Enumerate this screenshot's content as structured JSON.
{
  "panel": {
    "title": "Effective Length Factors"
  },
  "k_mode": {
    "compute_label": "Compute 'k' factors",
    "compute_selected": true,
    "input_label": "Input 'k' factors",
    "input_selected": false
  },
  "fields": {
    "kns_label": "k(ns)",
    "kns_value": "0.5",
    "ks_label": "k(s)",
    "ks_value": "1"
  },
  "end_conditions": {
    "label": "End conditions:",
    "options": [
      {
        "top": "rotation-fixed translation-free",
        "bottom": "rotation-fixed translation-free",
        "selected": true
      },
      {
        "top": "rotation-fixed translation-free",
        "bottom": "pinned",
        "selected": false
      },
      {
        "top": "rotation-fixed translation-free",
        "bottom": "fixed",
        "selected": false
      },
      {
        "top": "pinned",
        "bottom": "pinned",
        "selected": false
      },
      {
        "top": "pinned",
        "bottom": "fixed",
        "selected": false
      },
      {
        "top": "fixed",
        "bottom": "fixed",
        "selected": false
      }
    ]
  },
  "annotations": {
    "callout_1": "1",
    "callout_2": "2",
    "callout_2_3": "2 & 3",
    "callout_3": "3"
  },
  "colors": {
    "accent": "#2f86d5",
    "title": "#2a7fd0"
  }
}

##########

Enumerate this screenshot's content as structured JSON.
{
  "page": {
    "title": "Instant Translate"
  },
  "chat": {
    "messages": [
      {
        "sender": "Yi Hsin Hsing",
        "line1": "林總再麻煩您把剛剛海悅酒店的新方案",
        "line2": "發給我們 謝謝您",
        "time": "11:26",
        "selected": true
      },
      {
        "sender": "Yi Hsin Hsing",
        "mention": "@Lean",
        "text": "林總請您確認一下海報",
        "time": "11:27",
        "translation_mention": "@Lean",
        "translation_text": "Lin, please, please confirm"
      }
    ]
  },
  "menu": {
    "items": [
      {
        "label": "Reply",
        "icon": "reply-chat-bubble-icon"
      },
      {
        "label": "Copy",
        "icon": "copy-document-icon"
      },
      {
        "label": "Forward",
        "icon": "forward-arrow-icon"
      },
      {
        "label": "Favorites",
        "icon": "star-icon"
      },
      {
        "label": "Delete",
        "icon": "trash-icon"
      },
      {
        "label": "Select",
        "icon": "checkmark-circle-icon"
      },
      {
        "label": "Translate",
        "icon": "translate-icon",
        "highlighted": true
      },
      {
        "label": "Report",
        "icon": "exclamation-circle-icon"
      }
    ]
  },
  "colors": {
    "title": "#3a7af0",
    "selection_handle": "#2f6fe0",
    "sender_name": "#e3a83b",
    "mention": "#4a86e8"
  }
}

##########

Working from the listing above, pick out every line that has "true" and copy it.

    "compute_selected": true,
        "selected": true
        "selected": true
        "highlighted": true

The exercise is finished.